▸ **Input for this task**
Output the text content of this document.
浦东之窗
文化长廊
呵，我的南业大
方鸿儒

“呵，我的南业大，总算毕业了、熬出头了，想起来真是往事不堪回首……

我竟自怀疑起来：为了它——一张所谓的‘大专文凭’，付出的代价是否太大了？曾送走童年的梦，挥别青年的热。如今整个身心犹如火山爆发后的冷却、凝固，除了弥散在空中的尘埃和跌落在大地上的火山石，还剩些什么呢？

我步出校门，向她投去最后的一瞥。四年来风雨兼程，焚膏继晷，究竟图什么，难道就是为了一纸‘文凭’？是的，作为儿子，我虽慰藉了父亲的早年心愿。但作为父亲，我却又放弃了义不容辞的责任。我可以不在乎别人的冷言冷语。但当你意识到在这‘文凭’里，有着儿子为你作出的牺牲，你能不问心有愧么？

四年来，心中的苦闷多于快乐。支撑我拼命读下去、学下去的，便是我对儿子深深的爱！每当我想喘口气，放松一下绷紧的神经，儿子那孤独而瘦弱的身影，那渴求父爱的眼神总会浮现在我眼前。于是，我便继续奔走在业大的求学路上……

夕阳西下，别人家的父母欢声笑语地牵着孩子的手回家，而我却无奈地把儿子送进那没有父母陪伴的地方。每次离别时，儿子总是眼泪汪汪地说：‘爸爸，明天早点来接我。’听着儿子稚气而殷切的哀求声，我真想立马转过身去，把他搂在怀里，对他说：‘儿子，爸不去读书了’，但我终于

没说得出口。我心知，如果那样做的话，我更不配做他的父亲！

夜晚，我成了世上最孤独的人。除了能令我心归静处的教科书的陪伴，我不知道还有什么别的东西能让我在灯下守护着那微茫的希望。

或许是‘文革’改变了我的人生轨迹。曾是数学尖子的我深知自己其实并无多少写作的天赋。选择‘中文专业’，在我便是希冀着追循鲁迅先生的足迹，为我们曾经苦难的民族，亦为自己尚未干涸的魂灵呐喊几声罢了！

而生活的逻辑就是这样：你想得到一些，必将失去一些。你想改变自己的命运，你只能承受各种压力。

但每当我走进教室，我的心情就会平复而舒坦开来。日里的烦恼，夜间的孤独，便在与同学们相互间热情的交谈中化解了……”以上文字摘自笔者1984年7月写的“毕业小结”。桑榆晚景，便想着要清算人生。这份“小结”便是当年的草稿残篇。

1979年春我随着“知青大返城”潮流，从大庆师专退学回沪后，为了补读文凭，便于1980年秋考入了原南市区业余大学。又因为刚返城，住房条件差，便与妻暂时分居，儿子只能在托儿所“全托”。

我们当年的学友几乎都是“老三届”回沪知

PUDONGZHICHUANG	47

▸ **Instruction**
Quote every line of the data, word for word.

▸ **The output**
Output the text content of this document.
浦东之窗
文化长廊
呵，我的南业大
方鸿儒

“呵，我的南业大，总算毕业了、熬出头了，想起来真是往事不堪回首……

我竟自怀疑起来：为了它——一张所谓的‘大专文凭’，付出的代价是否太大了？曾送走童年的梦，挥别青年的热。如今整个身心犹如火山爆发后的冷却、凝固，除了弥散在空中的尘埃和跌落在大地上的火山石，还剩些什么呢？

我步出校门，向她投去最后的一瞥。四年来风雨兼程，焚膏继晷，究竟图什么，难道就是为了一纸‘文凭’？是的，作为儿子，我虽慰藉了父亲的早年心愿。但作为父亲，我却又放弃了义不容辞的责任。我可以不在乎别人的冷言冷语。但当你意识到在这‘文凭’里，有着儿子为你作出的牺牲，你能不问心有愧么？

四年来，心中的苦闷多于快乐。支撑我拼命读下去、学下去的，便是我对儿子深深的爱！每当我想喘口气，放松一下绷紧的神经，儿子那孤独而瘦弱的身影，那渴求父爱的眼神总会浮现在我眼前。于是，我便继续奔走在业大的求学路上……

夕阳西下，别人家的父母欢声笑语地牵着孩子的手回家，而我却无奈地把儿子送进那没有父母陪伴的地方。每次离别时，儿子总是眼泪汪汪地说：‘爸爸，明天早点来接我。’听着儿子稚气而殷切的哀求声，我真想立马转过身去，把他搂在怀里，对他说：‘儿子，爸不去读书了’，但我终于

没说得出口。我心知，如果那样做的话，我更不配做他的父亲！

夜晚，我成了世上最孤独的人。除了能令我心归静处的教科书的陪伴，我不知道还有什么别的东西能让我在灯下守护着那微茫的希望。

或许是‘文革’改变了我的人生轨迹。曾是数学尖子的我深知自己其实并无多少写作的天赋。选择‘中文专业’，在我便是希冀着追循鲁迅先生的足迹，为我们曾经苦难的民族，亦为自己尚未干涸的魂灵呐喊几声罢了！

而生活的逻辑就是这样：你想得到一些，必将失去一些。你想改变自己的命运，你只能承受各种压力。

但每当我走进教室，我的心情就会平复而舒坦开来。日里的烦恼，夜间的孤独，便在与同学们相互间热情的交谈中化解了……”以上文字摘自笔者1984年7月写的“毕业小结”。桑榆晚景，便想着要清算人生。这份“小结”便是当年的草稿残篇。

1979年春我随着“知青大返城”潮流，从大庆师专退学回沪后，为了补读文凭，便于1980年秋考入了原南市区业余大学。又因为刚返城，住房条件差，便与妻暂时分居，儿子只能在托儿所“全托”。

我们当年的学友几乎都是“老三届”回沪知

PUDONGZHICHUANG	47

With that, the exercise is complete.